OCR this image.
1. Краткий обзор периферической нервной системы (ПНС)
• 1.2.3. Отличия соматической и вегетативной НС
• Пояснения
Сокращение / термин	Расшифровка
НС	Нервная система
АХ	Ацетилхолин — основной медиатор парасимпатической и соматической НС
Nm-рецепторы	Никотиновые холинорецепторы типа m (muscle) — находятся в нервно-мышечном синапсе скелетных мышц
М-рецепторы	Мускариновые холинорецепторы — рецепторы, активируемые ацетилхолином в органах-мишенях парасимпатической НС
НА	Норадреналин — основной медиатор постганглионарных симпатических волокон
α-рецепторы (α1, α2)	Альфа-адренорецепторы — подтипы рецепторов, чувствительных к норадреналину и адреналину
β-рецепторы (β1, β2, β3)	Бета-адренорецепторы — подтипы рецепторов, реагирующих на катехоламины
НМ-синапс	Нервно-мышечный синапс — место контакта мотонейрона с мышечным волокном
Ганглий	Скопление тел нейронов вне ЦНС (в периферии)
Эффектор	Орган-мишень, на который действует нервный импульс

**REQUIREMENTS:** Copy out every entry again, exactly as it was given.

**WRITTEN RESPONSE:**
OCR this image.
1. Краткий обзор периферической нервной системы (ПНС)
• 1.2.3. Отличия соматической и вегетативной НС
• Пояснения
Сокращение / термин	Расшифровка
НС	Нервная система
АХ	Ацетилхолин — основной медиатор парасимпатической и соматической НС
Nm-рецепторы	Никотиновые холинорецепторы типа m (muscle) — находятся в нервно-мышечном синапсе скелетных мышц
М-рецепторы	Мускариновые холинорецепторы — рецепторы, активируемые ацетилхолином в органах-мишенях парасимпатической НС
НА	Норадреналин — основной медиатор постганглионарных симпатических волокон
α-рецепторы (α1, α2)	Альфа-адренорецепторы — подтипы рецепторов, чувствительных к норадреналину и адреналину
β-рецепторы (β1, β2, β3)	Бета-адренорецепторы — подтипы рецепторов, реагирующих на катехоламины
НМ-синапс	Нервно-мышечный синапс — место контакта мотонейрона с мышечным волокном
Ганглий	Скопление тел нейронов вне ЦНС (в периферии)
Эффектор	Орган-мишень, на который действует нервный импульс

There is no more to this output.